__Do this__: Extract, from the listing that follows, each line containing the word "record".

———

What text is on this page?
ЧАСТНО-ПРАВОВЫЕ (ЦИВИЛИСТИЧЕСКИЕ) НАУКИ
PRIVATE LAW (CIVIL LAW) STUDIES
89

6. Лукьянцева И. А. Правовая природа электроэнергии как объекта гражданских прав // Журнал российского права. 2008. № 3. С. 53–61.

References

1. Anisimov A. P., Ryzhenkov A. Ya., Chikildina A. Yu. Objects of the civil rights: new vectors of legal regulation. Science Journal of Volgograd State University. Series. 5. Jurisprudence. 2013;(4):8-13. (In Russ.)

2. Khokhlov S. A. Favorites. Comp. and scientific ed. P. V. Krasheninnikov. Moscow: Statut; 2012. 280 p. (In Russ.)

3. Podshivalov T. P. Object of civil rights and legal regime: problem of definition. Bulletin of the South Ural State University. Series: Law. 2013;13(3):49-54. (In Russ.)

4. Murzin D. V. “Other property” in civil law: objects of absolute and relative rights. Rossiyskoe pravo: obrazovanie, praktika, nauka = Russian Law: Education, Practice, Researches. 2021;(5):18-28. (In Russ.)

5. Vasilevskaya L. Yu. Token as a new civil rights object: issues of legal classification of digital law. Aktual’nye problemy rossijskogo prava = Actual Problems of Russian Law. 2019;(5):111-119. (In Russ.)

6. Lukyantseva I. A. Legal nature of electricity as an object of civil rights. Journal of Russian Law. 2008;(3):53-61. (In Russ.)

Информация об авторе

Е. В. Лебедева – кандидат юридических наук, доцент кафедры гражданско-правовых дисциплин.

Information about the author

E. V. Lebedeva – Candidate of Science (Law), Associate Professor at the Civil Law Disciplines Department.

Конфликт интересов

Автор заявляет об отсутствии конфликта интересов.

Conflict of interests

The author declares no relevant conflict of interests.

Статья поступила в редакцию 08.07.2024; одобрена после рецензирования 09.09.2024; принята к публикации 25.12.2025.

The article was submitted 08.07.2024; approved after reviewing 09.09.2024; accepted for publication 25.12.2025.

———

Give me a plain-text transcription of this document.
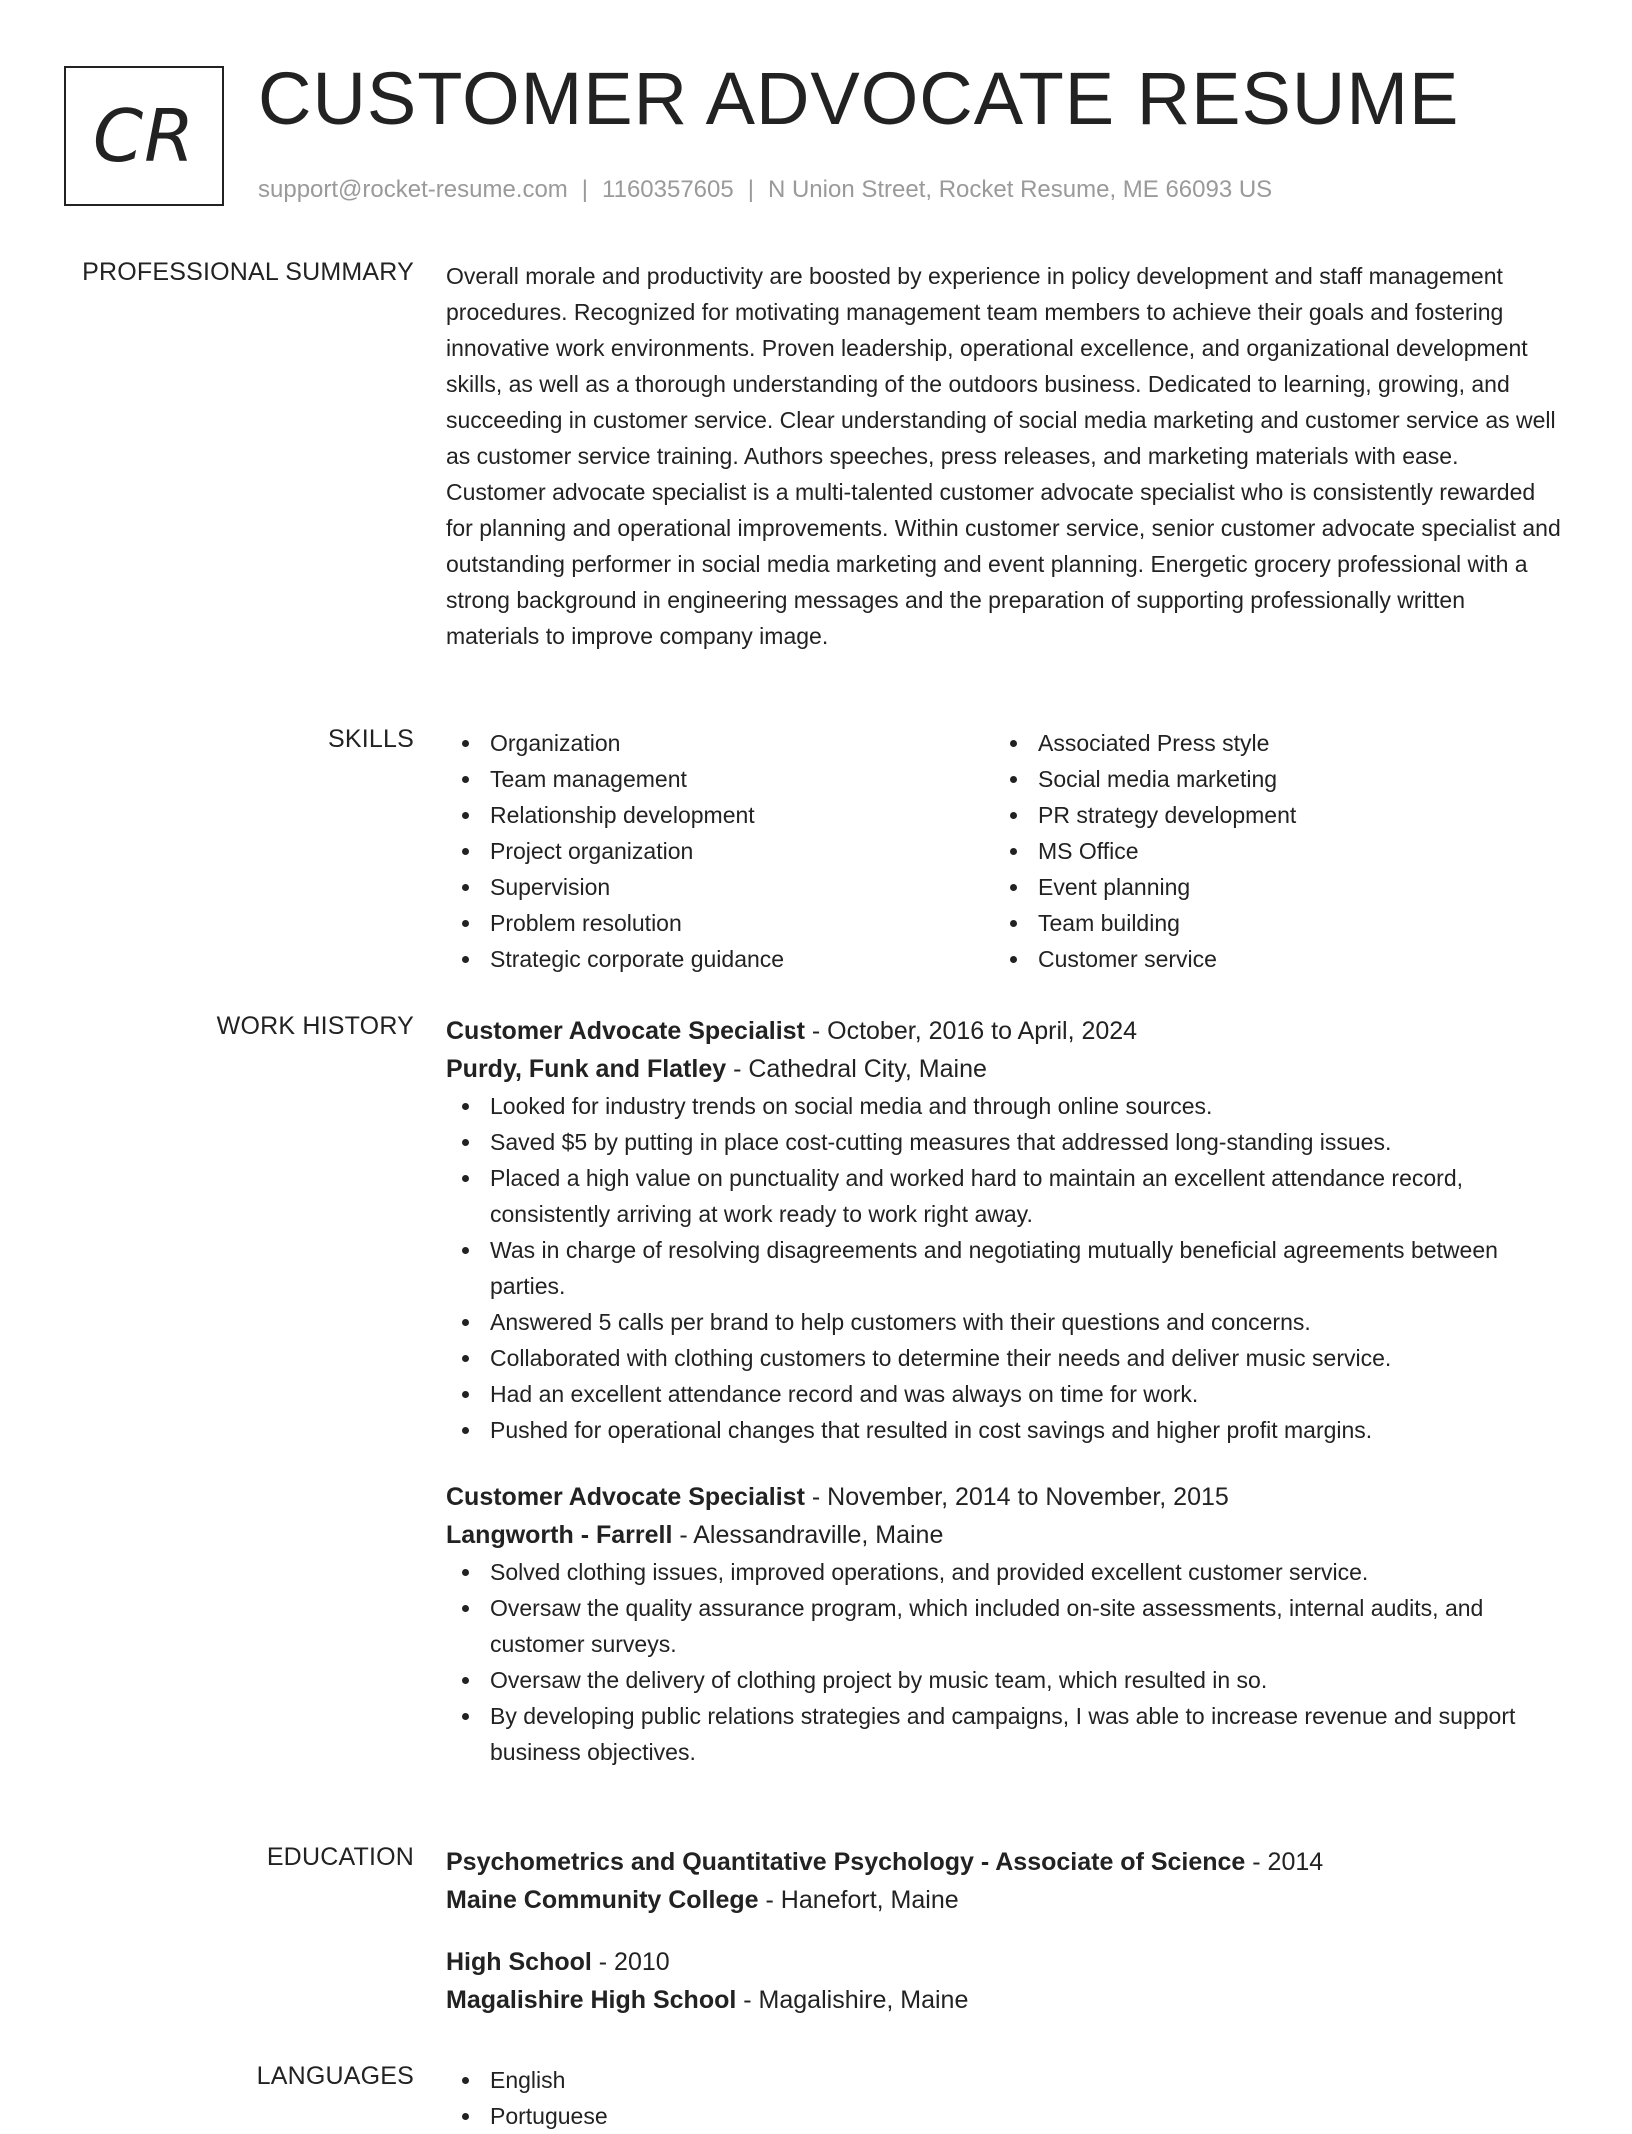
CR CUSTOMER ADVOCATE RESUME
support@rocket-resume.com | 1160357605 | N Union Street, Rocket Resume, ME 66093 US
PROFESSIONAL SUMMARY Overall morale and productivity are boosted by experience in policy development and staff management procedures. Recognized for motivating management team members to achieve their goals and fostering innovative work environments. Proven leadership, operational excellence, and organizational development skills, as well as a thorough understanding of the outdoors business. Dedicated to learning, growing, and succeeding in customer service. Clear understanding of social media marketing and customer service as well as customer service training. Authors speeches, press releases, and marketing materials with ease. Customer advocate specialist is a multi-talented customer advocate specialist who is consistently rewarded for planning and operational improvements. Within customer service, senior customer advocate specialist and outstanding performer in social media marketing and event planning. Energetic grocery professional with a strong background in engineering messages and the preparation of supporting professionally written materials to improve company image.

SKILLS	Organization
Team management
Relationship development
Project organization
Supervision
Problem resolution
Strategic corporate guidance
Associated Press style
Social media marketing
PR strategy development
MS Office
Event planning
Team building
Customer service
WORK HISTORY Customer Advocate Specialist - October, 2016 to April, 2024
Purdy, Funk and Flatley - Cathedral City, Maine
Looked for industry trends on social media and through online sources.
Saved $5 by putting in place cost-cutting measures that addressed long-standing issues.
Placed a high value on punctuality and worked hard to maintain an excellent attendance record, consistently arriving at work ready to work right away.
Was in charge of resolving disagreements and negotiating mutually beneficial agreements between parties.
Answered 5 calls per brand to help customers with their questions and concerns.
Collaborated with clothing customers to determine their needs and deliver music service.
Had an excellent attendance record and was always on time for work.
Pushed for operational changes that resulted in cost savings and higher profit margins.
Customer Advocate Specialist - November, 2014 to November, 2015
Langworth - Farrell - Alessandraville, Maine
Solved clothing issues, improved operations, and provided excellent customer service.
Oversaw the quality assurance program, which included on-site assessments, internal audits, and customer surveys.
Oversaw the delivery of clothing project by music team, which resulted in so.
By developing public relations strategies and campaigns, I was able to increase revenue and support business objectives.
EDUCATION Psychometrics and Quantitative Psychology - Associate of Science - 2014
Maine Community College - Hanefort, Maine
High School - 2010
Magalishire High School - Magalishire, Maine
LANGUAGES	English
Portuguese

———

__Exercise response__:
Placed a high value on punctuality and worked hard to maintain an excellent attendance record, consistently arriving at work ready to work right away.
Had an excellent attendance record and was always on time for work.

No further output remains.